▶ Source material:
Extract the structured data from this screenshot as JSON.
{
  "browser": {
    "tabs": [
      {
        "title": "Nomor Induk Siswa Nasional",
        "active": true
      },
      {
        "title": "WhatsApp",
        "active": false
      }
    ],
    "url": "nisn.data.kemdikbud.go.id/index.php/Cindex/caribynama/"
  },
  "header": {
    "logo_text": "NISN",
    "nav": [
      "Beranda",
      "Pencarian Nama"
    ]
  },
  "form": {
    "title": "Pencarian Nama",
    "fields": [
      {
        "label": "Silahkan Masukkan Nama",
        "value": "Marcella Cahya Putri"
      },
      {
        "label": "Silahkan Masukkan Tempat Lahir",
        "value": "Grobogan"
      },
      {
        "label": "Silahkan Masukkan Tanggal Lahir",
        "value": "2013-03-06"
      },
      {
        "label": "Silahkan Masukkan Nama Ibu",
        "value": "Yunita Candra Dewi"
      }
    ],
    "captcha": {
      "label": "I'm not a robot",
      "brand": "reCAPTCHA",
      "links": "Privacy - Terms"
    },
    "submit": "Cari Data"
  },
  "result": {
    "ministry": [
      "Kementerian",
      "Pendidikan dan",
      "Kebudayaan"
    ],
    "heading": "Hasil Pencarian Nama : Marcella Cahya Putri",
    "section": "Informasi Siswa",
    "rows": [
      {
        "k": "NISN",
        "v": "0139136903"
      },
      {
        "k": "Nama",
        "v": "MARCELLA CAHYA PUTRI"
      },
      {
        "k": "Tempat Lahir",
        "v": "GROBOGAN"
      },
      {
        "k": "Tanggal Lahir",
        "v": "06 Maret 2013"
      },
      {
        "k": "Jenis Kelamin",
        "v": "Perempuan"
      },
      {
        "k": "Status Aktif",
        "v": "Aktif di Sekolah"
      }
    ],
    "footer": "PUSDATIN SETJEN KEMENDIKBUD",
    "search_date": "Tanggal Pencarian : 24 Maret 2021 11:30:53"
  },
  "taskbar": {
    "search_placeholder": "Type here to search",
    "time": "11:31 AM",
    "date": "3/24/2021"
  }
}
==
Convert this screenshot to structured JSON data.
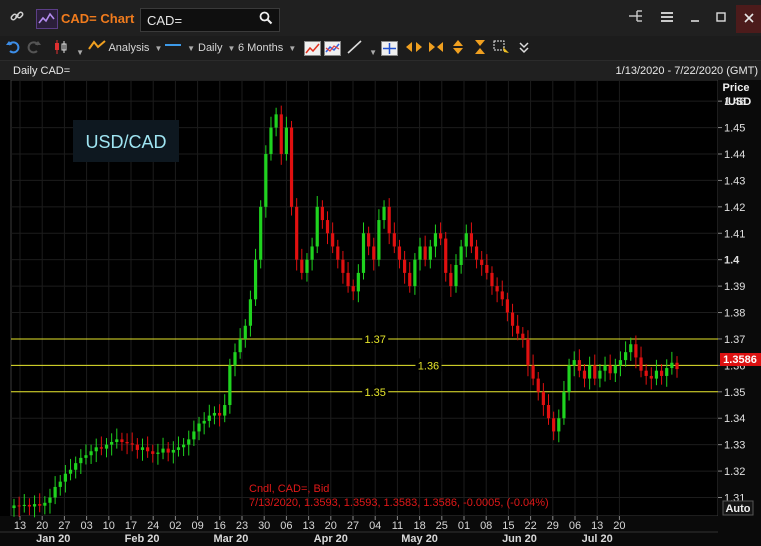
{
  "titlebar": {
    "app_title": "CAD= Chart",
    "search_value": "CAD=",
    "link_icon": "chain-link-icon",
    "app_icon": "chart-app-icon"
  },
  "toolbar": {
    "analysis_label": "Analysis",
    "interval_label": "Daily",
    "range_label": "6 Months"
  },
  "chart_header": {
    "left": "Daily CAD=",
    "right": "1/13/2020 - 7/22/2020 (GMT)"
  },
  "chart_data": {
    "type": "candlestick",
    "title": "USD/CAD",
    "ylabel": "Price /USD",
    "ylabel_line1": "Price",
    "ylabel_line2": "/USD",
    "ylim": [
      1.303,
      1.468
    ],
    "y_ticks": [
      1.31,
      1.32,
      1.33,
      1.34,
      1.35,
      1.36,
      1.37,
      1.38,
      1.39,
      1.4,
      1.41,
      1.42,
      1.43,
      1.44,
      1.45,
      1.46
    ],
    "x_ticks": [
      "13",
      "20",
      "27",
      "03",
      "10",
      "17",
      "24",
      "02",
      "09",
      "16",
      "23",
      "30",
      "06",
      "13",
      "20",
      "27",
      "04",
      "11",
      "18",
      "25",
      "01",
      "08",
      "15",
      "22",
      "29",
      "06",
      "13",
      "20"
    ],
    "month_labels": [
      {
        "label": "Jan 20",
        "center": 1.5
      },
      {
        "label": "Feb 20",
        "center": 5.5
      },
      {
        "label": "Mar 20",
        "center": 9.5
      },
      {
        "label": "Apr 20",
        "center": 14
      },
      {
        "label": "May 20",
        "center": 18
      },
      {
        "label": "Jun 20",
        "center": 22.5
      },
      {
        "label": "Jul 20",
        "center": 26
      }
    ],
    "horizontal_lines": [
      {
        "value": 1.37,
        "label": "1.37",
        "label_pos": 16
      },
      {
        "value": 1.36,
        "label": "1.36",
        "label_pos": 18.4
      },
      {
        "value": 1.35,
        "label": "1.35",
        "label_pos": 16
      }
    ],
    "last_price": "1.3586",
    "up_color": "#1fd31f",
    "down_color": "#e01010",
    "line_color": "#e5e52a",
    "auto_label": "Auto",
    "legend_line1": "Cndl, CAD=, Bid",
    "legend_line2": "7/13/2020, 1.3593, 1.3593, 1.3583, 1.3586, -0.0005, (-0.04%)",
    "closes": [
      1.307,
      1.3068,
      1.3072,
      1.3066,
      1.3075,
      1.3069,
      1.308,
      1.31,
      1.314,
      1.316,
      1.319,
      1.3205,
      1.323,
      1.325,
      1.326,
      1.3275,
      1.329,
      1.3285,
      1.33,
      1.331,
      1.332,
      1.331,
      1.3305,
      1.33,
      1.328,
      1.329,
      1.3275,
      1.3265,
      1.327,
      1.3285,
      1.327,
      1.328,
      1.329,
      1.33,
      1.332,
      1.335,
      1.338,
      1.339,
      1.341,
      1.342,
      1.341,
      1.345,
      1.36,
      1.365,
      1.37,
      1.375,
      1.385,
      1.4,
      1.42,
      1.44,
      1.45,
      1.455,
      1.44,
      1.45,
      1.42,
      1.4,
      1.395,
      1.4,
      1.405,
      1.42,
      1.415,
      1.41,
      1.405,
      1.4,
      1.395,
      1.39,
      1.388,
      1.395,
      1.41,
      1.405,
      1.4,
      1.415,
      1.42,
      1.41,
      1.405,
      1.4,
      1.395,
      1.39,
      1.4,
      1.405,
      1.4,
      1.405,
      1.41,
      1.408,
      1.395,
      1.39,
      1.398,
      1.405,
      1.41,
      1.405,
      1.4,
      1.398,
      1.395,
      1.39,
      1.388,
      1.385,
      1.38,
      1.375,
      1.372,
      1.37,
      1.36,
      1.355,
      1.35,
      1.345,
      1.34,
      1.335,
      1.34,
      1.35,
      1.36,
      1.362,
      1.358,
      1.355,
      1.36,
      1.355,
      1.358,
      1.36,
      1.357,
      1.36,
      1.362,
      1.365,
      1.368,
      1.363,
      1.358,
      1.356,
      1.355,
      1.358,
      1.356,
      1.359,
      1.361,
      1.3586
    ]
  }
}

▶ What you have to do: Extract all lines from the data in which "Siswa" is found.

▶ Worked solution:
        "title": "Nomor Induk Siswa Nasional",
    "section": "Informasi Siswa",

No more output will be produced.